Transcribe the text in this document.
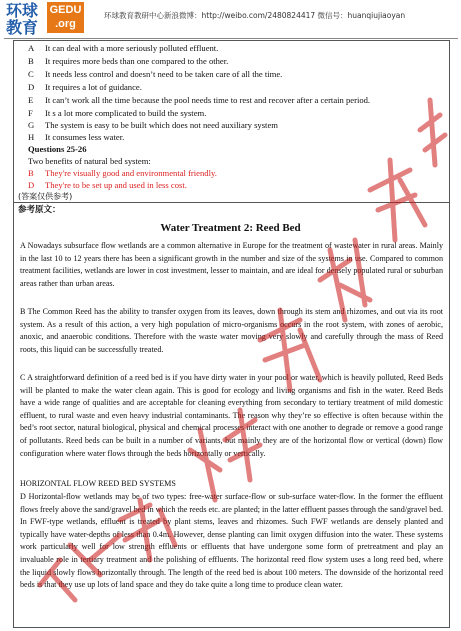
环球
教育
GEDU
.org
环球教育教研中心新浪微博：http://weibo.com/2480824417 微信号：huanqiujiaoyan
A It can deal with a more seriously polluted effluent.
B It requires more beds than one compared to the other.
C It needs less control and doesn’t need to be taken care of all the time.
D It requires a lot of guidance.
E It can’t work all the time because the pool needs time to rest and recover after a certain period.
F It s a lot more complicated to build the system.
G The system is easy to be built which does not need auxiliary system
H It consumes less water.
Questions 25-26
Two benefits of natural bed system:
B They're visually good and environmental friendly.
D They're to be set up and used in less cost.
(答案仅供参考)
参考原文：
Water Treatment 2: Reed Bed
A Nowadays subsurface flow wetlands are a common alternative in Europe for the treatment of wastewater in rural areas. Mainly in the last 10 to 12 years there has been a significant growth in the number and size of the systems in use. Compared to common treatment facilities, wetlands are lower in cost investment, lesser to maintain, and are ideal for densely populated rural or suburban areas rather than urban areas.
B The Common Reed has the ability to transfer oxygen from its leaves, down through its stem and rhizomes, and out via its root system. As a result of this action, a very high population of micro-organisms occurs in the root system, with zones of aerobic, anoxic, and anaerobic conditions. Therefore with the waste water moving very slowly and carefully through the mass of Reed roots, this liquid can be successfully treated.
C A straightforward definition of a reed bed is if you have dirty water in your pool or water, which is heavily polluted, Reed Beds will be planted to make the water clean again. This is good for ecology and living organisms and fish in the water. Reed Beds have a wide range of qualities and are acceptable for cleaning everything from secondary to tertiary treatment of mild domestic effluent, to rural waste and even heavy industrial contaminants. The reason why they’re so effective is often because within the bed’s root sector, natural biological, physical and chemical processes interact with one another to degrade or remove a good range of pollutants. Reed beds can be built in a number of variants, but mainly they are of the horizontal flow or vertical (down) flow configuration where water flows through the beds horizontally or vertically.
HORIZONTAL FLOW REED BED SYSTEMS
D Horizontal-flow wetlands may be of two types: free-water surface-flow or sub-surface water-flow. In the former the effluent flows freely above the sand/gravel bed in which the reeds etc. are planted; in the latter effluent passes through the sand/gravel bed. In FWF-type wetlands, effluent is treated by plant stems, leaves and rhizomes. Such FWF wetlands are densely planted and typically have water-depths of less than 0.4m. However, dense planting can limit oxygen diffusion into the water. These systems work particularly well for low strength effluents or effluents that have undergone some form of pretreatment and play an invaluable role in tertiary treatment and the polishing of effluents. The horizontal reed flow system uses a long reed bed, where the liquid slowly flows horizontally through. The length of the reed bed is about 100 meters. The downside of the horizontal reed beds is that they use up lots of land space and they do take quite a long time to produce clean water.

--------------------------------

Given instruction: Scan the entries above. Copy each line that has the string "leaves".

Answer to the exercise:
B The Common Reed has the ability to transfer oxygen from its leaves, down through its stem and rhizomes, and out via its root system. As a result of this action, a very high population of micro-organisms occurs in the root system, with zones of aerobic, anoxic, and anaerobic conditions. Therefore with the waste water moving very slowly and carefully through the mass of Reed roots, this liquid can be successfully treated.
D Horizontal-flow wetlands may be of two types: free-water surface-flow or sub-surface water-flow. In the former the effluent flows freely above the sand/gravel bed in which the reeds etc. are planted; in the latter effluent passes through the sand/gravel bed. In FWF-type wetlands, effluent is treated by plant stems, leaves and rhizomes. Such FWF wetlands are densely planted and typically have water-depths of less than 0.4m. However, dense planting can limit oxygen diffusion into the water. These systems work particularly well for low strength effluents or effluents that have undergone some form of pretreatment and play an invaluable role in tertiary treatment and the polishing of effluents. The horizontal reed flow system uses a long reed bed, where the liquid slowly flows horizontally through. The length of the reed bed is about 100 meters. The downside of the horizontal reed beds is that they use up lots of land space and they do take quite a long time to produce clean water.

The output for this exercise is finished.